◆ **Written task**
Report the count of lines below that include "Price", without any other text.

Data extracted from a collection
★ ★ ★

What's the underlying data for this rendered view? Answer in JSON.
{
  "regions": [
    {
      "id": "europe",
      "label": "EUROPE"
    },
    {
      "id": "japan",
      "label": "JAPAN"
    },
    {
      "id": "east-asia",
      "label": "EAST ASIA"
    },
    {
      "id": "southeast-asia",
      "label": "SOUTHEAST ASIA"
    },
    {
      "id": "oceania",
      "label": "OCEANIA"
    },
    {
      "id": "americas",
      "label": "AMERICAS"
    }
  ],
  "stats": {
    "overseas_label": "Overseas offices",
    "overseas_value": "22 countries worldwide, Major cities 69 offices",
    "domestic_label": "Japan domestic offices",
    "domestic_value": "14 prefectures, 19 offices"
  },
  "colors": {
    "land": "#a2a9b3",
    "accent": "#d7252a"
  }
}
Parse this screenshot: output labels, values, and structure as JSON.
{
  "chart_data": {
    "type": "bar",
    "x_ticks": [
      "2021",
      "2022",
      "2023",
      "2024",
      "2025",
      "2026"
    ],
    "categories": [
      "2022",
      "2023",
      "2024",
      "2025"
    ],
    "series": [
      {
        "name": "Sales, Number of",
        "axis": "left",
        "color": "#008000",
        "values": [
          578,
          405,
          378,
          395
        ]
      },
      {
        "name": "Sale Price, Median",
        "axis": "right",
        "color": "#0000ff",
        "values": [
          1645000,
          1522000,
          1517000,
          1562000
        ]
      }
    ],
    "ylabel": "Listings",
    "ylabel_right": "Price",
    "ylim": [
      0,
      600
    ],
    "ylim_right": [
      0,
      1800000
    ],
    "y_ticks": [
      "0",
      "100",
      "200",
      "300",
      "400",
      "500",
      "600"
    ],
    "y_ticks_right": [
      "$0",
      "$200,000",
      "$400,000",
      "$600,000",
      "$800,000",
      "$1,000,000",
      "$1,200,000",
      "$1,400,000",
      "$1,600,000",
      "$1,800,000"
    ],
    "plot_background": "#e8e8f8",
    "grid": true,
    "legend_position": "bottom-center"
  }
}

★ ★ ★

◆ **Written solution**
2